### Instruction
Copy the entries from the start through the line containing "x-tick-label: -0.5 xyxy=(940,1026,989,1060)", changing "estimate-point" to "estimate-marker" everywhere and leaving everything else unchanged.

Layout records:
......

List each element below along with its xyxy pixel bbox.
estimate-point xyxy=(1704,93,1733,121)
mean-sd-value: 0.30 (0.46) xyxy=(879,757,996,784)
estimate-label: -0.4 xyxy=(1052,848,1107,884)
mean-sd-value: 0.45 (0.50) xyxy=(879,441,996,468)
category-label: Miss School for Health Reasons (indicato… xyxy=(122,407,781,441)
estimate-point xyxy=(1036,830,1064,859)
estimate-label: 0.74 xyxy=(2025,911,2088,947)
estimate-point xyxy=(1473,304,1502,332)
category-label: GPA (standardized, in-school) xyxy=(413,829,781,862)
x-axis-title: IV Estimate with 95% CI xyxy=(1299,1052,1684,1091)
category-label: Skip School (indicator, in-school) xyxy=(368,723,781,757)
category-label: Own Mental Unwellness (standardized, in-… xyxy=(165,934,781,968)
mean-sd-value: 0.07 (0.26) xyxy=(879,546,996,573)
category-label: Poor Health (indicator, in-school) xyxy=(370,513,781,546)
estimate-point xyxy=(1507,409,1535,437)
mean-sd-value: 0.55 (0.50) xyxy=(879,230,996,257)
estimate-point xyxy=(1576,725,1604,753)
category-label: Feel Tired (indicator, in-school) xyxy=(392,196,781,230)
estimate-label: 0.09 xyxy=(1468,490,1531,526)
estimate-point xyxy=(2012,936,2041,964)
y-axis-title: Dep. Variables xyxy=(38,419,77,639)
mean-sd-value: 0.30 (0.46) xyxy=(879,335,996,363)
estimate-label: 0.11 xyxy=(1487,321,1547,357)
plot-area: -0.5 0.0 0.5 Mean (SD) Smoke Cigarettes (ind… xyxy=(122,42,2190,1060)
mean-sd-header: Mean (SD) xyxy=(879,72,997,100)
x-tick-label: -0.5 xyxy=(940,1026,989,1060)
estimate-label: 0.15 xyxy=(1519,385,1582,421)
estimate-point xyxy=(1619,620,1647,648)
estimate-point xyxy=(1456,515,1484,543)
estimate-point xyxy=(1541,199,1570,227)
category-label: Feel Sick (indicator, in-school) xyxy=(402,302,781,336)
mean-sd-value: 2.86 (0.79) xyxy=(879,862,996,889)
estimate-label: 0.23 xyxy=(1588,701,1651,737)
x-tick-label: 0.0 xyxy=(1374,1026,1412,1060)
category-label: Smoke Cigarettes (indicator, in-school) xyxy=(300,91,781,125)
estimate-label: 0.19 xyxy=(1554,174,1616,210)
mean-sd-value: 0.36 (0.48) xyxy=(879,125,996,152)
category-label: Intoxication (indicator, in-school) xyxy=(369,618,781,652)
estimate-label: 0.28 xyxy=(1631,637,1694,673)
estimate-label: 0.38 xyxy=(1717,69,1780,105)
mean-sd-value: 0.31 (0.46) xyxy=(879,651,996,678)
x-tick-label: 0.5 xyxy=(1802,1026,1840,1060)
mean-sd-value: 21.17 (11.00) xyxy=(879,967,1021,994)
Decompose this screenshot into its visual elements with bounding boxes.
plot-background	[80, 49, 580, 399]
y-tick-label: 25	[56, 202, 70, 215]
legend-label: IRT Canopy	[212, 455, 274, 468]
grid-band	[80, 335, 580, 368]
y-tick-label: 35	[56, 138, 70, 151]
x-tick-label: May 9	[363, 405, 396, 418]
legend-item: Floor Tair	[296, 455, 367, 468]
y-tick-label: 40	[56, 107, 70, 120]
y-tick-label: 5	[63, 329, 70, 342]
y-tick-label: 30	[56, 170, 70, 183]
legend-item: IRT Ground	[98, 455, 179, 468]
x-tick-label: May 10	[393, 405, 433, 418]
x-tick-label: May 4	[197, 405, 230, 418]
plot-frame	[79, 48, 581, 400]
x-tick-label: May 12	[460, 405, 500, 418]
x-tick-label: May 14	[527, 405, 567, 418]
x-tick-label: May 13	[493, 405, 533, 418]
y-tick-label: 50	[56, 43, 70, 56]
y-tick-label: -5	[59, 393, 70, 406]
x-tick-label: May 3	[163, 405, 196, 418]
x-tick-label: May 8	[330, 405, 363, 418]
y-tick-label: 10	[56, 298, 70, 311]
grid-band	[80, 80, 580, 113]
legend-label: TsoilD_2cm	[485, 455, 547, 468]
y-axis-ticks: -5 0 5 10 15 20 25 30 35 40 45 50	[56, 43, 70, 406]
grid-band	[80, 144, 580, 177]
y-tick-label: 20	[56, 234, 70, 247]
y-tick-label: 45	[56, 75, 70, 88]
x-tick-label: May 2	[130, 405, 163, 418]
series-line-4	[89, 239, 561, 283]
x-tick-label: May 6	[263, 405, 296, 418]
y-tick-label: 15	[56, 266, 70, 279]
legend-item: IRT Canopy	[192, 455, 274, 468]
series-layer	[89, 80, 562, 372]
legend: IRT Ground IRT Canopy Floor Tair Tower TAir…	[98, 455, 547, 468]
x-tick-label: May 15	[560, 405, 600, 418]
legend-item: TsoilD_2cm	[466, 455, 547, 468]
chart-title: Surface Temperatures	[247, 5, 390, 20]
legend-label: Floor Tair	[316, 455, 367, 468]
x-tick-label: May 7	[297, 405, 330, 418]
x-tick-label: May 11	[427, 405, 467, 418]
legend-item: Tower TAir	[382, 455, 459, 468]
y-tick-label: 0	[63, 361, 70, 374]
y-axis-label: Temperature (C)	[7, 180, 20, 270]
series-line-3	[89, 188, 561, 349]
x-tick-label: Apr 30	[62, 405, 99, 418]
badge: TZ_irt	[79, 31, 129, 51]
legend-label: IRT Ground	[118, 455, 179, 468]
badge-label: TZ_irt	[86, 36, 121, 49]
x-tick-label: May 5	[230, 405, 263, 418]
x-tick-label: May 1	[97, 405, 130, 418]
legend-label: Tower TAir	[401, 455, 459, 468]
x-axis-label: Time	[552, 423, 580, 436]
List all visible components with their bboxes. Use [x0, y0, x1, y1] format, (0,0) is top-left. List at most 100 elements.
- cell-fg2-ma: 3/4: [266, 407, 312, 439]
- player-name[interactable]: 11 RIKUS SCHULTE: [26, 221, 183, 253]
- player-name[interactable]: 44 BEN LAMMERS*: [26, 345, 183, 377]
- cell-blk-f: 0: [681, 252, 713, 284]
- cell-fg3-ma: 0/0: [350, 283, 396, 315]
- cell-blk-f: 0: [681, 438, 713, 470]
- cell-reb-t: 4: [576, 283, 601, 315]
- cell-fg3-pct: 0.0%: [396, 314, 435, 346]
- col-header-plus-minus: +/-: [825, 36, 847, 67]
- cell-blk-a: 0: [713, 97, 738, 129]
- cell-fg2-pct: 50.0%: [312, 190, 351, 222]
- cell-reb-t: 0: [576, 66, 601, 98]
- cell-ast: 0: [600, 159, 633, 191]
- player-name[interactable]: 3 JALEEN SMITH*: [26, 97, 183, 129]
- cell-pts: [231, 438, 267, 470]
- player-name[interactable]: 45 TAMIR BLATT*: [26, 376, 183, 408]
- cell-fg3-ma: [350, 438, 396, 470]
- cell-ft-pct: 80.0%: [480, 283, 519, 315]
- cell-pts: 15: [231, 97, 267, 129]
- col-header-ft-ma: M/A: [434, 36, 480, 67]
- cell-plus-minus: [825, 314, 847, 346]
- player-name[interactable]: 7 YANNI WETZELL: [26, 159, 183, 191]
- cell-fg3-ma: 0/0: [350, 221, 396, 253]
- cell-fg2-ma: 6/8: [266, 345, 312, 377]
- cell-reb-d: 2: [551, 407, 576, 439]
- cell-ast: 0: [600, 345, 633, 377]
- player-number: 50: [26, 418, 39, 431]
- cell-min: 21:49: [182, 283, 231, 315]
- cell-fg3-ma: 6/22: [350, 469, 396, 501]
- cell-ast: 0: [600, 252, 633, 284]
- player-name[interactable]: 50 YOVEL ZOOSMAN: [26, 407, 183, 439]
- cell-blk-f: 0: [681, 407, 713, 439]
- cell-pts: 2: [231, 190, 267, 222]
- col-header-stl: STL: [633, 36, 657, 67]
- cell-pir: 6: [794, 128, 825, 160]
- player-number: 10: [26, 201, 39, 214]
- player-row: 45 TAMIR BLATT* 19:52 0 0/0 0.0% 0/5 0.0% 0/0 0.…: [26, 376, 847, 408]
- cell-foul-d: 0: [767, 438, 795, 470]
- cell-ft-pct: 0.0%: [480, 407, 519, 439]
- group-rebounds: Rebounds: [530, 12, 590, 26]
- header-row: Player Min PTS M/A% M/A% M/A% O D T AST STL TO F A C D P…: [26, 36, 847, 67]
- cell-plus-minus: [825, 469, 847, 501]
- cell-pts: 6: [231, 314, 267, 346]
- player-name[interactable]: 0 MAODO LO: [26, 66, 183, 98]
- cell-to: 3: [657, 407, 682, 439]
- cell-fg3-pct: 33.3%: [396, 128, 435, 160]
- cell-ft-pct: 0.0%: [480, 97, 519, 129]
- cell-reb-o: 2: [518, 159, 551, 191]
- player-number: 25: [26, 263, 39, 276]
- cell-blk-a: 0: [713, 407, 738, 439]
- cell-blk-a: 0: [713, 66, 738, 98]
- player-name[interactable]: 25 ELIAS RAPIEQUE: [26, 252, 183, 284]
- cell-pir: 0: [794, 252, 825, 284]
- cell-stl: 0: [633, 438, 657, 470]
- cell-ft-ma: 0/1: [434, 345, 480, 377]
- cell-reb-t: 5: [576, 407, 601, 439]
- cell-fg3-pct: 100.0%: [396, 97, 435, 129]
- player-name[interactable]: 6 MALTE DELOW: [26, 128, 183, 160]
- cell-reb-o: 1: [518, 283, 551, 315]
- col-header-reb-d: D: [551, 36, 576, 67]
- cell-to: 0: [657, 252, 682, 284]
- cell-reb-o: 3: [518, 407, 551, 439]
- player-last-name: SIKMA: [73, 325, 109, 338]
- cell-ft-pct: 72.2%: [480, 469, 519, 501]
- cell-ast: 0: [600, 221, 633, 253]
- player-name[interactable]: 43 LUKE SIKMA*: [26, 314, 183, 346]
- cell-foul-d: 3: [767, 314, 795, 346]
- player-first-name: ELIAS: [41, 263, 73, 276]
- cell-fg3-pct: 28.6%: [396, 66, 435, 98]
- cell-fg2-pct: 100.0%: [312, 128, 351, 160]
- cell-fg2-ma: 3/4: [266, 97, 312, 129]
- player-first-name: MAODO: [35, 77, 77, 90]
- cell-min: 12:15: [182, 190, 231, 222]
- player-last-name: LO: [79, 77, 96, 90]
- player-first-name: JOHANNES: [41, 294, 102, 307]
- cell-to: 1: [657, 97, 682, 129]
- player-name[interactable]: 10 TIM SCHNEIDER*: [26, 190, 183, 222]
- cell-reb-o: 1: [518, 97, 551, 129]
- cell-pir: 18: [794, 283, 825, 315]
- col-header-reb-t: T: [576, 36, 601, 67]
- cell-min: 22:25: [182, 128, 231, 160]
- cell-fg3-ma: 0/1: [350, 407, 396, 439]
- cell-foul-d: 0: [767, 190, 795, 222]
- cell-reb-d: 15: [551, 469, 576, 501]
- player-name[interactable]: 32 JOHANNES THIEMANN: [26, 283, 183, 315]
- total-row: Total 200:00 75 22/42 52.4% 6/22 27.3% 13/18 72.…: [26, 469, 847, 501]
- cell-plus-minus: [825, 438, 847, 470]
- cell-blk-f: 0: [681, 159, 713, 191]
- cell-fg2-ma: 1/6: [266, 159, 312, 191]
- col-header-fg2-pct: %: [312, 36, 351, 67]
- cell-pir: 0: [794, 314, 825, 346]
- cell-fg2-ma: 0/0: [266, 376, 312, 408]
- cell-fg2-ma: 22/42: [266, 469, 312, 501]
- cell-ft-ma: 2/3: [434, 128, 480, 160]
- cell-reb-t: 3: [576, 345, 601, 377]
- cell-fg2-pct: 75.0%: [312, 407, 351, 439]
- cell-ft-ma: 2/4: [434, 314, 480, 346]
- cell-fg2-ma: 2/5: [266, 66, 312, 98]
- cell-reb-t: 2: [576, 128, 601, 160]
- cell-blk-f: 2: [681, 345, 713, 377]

......

### Correct output
List each element below along with its xyxy pixel bbox.
estimate-marker xyxy=(1704,93,1733,121)
mean-sd-value: 0.30 (0.46) xyxy=(879,757,996,784)
estimate-label: -0.4 xyxy=(1052,848,1107,884)
mean-sd-value: 0.45 (0.50) xyxy=(879,441,996,468)
category-label: Miss School for Health Reasons (indicato… xyxy=(122,407,781,441)
estimate-marker xyxy=(1036,830,1064,859)
estimate-label: 0.74 xyxy=(2025,911,2088,947)
estimate-marker xyxy=(1473,304,1502,332)
category-label: GPA (standardized, in-school) xyxy=(413,829,781,862)
x-axis-title: IV Estimate with 95% CI xyxy=(1299,1052,1684,1091)
category-label: Skip School (indicator, in-school) xyxy=(368,723,781,757)
category-label: Own Mental Unwellness (standardized, in-… xyxy=(165,934,781,968)
mean-sd-value: 0.07 (0.26) xyxy=(879,546,996,573)
category-label: Poor Health (indicator, in-school) xyxy=(370,513,781,546)
estimate-marker xyxy=(1507,409,1535,437)
mean-sd-value: 0.55 (0.50) xyxy=(879,230,996,257)
estimate-marker xyxy=(1576,725,1604,753)
category-label: Feel Tired (indicator, in-school) xyxy=(392,196,781,230)
estimate-label: 0.09 xyxy=(1468,490,1531,526)
estimate-marker xyxy=(2012,936,2041,964)
y-axis-title: Dep. Variables xyxy=(38,419,77,639)
mean-sd-value: 0.30 (0.46) xyxy=(879,335,996,363)
estimate-label: 0.11 xyxy=(1487,321,1547,357)
plot-area: -0.5 0.0 0.5 Mean (SD) Smoke Cigarettes (ind… xyxy=(122,42,2190,1060)
mean-sd-header: Mean (SD) xyxy=(879,72,997,100)
x-tick-label: -0.5 xyxy=(940,1026,989,1060)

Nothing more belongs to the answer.